Exercise task - Read the lines below. Copy out any that hold the string "tube".

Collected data
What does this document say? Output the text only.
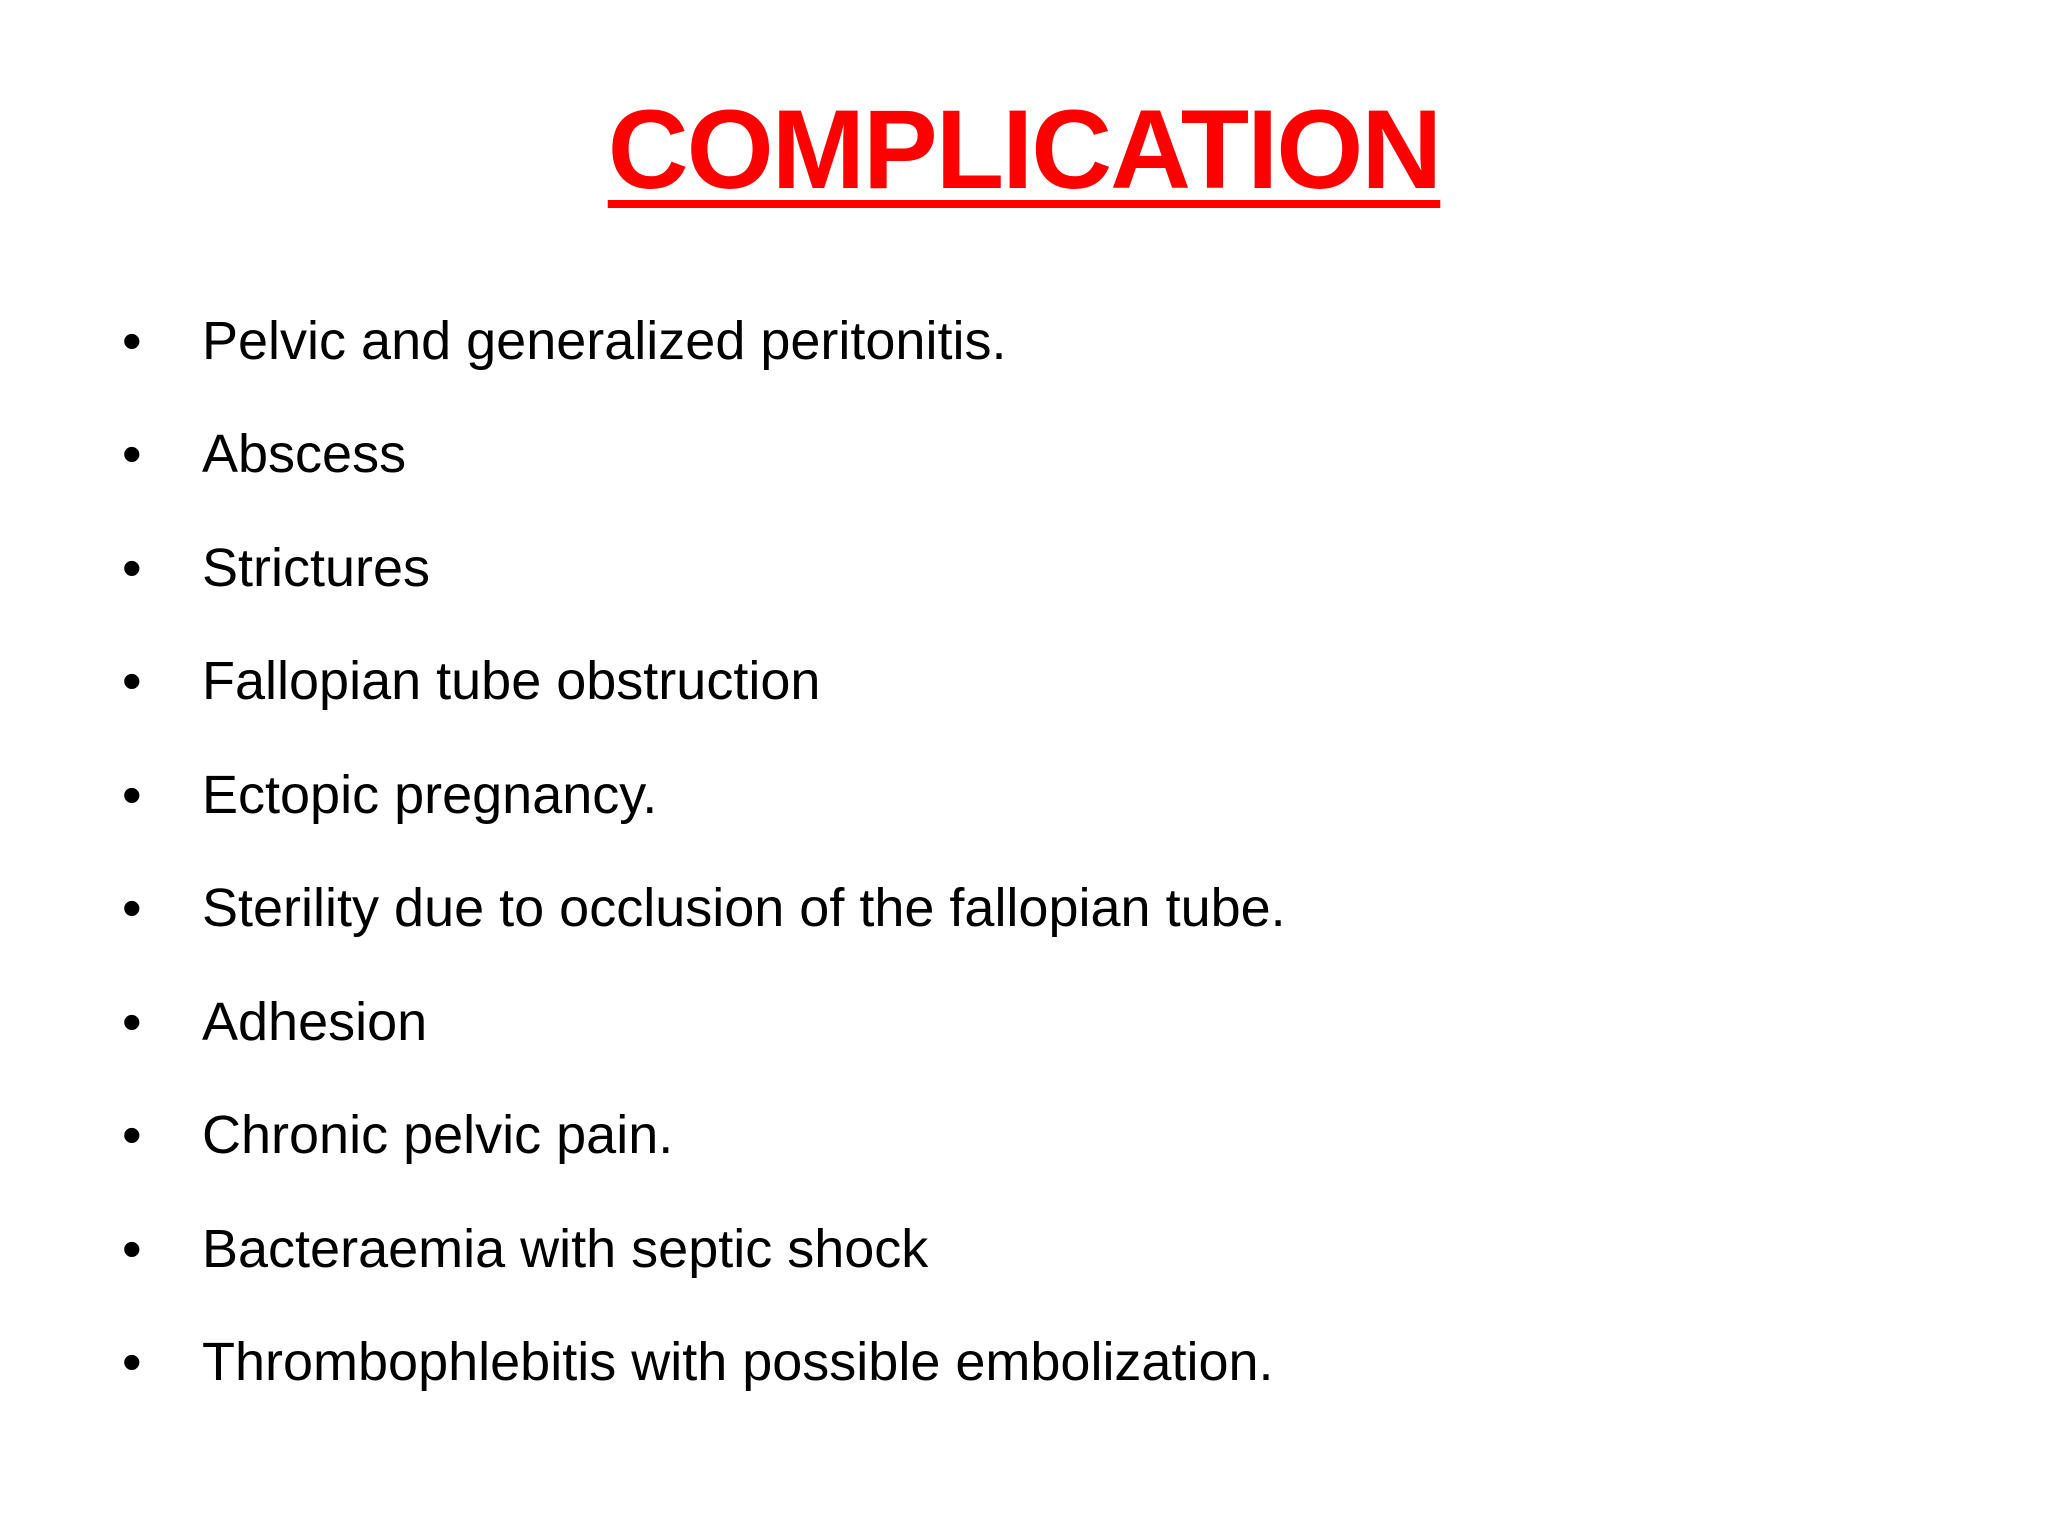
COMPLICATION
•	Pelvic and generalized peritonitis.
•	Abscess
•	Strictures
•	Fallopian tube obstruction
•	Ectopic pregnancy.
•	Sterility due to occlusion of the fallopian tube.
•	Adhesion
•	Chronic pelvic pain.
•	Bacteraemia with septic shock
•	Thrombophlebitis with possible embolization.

--

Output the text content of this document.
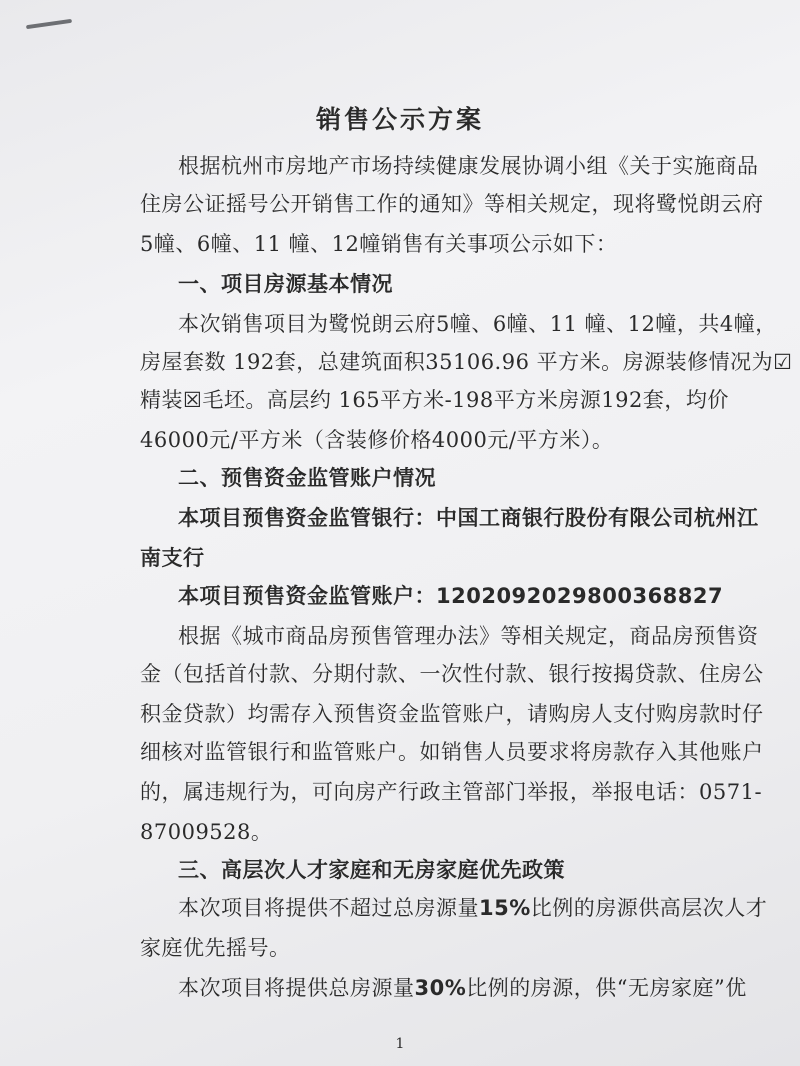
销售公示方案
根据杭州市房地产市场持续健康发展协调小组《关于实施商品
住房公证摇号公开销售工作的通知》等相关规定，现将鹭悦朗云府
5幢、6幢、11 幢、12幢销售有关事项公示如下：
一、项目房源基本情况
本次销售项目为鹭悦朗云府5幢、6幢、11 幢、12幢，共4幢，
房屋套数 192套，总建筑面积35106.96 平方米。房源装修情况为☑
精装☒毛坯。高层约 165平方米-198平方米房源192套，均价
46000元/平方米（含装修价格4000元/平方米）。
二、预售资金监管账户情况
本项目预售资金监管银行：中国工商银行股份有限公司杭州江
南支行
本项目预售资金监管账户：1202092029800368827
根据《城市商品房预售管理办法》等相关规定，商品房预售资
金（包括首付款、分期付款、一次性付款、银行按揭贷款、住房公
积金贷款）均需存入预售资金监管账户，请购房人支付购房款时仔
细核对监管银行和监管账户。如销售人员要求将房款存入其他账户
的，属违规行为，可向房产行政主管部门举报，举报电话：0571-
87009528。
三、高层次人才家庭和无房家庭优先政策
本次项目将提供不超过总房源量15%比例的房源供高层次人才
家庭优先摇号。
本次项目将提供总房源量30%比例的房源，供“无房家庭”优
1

Right answer -
•	Fallopian tube obstruction
•	Sterility due to occlusion of the fallopian tube.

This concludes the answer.